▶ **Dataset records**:
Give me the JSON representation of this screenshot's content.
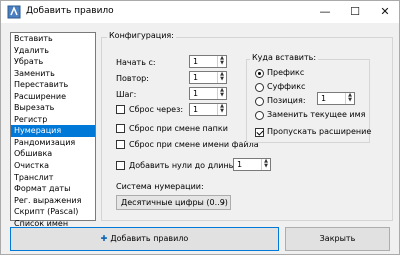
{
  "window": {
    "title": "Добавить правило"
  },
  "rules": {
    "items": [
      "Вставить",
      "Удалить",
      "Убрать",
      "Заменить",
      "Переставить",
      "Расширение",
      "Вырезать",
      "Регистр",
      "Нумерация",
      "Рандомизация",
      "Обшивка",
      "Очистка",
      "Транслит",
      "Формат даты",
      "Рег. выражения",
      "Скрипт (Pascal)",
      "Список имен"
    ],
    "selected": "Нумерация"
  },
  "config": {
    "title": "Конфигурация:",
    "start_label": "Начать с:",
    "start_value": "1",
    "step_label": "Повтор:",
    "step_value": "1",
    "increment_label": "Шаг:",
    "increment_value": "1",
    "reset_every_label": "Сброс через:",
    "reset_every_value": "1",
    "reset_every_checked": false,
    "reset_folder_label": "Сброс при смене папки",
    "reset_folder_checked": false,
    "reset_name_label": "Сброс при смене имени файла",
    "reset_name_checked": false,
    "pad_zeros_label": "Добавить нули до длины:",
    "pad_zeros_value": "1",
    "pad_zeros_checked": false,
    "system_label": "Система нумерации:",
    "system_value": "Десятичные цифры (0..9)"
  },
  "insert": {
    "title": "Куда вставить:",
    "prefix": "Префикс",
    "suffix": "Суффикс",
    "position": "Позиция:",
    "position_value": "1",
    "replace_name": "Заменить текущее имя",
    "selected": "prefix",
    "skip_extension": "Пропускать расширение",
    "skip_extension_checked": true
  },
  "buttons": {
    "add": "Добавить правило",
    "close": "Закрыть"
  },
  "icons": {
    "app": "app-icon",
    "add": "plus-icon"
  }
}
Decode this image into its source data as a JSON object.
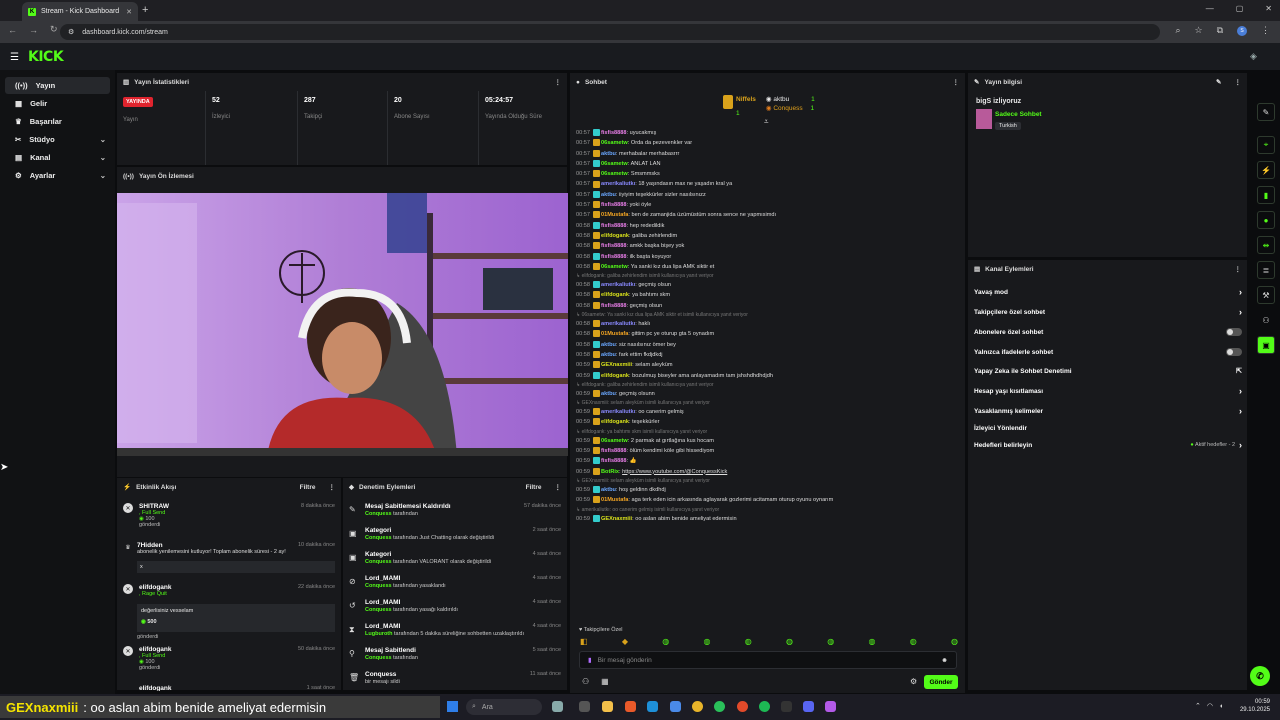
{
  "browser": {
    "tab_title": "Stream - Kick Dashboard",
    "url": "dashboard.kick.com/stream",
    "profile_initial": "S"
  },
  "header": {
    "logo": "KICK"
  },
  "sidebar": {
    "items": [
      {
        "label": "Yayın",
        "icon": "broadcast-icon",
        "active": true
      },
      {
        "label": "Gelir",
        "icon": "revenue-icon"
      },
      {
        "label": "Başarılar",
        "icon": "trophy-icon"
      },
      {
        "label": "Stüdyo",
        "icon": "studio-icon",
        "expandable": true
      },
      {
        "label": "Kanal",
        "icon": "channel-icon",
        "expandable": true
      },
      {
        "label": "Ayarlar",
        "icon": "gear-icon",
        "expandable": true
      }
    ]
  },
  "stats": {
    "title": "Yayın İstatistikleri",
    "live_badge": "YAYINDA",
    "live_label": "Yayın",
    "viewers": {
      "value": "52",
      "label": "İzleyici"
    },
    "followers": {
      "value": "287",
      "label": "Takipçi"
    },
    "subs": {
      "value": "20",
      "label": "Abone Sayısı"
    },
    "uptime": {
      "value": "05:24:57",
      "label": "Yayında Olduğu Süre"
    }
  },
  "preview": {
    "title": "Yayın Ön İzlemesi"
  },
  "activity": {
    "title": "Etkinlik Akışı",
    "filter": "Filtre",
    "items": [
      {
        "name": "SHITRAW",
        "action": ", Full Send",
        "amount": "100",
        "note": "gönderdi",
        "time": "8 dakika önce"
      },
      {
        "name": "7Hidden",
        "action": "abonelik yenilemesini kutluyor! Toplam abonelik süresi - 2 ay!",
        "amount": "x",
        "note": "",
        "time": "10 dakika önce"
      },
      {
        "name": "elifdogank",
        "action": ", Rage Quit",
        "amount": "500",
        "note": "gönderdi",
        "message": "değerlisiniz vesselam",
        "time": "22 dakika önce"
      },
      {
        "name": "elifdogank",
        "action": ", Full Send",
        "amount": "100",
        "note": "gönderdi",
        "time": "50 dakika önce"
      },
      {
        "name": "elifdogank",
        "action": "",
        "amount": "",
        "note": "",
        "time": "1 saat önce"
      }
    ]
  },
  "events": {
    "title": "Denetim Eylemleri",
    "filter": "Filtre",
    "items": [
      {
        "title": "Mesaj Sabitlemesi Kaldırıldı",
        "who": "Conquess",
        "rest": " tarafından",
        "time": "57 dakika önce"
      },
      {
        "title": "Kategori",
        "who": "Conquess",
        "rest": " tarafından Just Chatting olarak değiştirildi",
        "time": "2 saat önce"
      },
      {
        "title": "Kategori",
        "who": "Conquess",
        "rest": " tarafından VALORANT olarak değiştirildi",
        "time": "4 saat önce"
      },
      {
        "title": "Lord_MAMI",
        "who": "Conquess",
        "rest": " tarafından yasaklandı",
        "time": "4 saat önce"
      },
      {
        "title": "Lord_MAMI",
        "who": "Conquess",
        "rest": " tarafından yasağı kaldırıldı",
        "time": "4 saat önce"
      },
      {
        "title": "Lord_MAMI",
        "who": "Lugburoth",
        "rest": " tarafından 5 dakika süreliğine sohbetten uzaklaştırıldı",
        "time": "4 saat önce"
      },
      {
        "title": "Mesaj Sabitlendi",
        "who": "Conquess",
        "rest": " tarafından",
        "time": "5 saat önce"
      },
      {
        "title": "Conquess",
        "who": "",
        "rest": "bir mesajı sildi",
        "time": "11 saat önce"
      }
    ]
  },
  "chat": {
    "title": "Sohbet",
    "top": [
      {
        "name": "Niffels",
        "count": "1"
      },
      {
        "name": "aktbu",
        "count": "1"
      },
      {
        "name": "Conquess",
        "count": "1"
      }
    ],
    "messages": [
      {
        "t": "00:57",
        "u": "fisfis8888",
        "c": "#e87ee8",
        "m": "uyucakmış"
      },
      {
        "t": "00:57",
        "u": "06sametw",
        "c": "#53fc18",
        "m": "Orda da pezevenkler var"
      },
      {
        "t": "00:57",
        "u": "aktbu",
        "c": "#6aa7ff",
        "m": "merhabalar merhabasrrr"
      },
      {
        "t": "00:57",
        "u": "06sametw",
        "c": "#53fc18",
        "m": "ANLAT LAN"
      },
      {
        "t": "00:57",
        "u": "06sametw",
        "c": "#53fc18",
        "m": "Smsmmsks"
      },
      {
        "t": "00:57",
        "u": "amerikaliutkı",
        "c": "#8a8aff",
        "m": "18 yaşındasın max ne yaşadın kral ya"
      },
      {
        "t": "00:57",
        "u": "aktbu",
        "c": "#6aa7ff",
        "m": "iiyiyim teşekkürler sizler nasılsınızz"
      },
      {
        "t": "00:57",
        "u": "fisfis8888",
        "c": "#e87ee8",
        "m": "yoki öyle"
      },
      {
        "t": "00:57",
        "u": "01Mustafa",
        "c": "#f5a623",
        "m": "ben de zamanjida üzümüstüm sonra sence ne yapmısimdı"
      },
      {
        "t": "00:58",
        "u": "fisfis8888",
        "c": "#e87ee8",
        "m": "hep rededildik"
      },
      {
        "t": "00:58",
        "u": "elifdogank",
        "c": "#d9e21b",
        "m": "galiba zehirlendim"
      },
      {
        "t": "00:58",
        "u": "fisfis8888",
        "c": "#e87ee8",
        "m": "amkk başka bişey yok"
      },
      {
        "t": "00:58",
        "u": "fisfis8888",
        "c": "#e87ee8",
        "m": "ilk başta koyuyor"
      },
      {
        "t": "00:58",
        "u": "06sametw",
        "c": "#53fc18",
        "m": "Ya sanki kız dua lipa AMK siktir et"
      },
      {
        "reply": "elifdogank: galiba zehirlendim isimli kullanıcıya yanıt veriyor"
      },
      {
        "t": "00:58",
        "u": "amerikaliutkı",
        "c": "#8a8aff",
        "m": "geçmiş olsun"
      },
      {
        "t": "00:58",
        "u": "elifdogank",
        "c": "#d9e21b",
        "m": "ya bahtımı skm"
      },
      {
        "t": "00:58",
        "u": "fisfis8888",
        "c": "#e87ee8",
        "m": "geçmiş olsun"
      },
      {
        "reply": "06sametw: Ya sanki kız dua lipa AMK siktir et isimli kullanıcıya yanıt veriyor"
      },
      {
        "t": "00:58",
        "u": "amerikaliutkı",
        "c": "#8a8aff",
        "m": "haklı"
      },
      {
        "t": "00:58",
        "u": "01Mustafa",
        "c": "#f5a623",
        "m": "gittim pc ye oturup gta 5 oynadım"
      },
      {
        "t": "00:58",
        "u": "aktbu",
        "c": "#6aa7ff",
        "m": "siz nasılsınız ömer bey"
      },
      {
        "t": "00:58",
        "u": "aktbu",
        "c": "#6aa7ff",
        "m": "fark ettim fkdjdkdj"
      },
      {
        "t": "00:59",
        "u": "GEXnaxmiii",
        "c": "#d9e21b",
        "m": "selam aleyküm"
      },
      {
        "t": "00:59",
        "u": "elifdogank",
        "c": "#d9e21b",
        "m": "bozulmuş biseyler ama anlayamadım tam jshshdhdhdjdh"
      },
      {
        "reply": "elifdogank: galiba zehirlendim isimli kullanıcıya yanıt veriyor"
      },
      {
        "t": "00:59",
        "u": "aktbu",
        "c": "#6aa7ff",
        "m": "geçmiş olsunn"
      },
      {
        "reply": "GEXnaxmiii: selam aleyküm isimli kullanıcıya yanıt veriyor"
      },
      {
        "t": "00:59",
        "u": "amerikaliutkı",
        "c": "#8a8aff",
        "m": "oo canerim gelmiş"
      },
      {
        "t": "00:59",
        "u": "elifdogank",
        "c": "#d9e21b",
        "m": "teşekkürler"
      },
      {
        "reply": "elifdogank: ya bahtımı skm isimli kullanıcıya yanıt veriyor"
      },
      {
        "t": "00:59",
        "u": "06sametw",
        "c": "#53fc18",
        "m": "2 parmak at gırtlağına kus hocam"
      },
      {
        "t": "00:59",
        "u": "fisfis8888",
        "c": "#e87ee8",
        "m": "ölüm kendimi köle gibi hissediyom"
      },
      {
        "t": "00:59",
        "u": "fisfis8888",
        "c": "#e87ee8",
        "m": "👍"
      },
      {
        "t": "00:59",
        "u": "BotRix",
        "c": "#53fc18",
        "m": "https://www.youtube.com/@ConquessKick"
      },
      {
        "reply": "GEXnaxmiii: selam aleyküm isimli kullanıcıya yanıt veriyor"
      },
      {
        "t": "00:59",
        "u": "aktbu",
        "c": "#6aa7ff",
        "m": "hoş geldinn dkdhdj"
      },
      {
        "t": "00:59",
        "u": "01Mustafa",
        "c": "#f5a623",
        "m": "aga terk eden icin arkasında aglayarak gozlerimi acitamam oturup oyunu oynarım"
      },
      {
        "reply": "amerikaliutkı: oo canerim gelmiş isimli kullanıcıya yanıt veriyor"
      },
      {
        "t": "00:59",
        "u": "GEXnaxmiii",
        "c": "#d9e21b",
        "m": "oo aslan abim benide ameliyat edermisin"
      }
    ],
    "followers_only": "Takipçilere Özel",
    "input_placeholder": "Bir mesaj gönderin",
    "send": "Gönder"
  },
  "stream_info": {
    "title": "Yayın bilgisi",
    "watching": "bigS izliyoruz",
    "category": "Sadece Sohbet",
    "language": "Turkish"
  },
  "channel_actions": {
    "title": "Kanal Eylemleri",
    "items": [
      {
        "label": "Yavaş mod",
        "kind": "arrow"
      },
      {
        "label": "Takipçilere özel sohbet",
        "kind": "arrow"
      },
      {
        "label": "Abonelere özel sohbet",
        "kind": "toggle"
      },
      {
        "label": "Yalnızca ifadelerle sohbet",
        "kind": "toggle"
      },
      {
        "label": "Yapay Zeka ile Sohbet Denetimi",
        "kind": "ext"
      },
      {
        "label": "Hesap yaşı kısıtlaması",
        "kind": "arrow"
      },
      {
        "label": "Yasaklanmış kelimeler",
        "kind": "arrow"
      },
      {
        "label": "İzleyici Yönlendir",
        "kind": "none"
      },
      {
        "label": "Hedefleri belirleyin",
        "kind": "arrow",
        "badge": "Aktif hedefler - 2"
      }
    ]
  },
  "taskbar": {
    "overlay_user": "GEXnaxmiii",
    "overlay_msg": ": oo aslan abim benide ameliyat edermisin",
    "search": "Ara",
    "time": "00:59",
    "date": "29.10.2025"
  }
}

▶ **Short exercise**: Using the listing above, list every line in which the string "this" occurs.

▶ **Full solution**:
Give me the JSON representation of this screenshot's content.
Decode this image into its source data as a JSON object.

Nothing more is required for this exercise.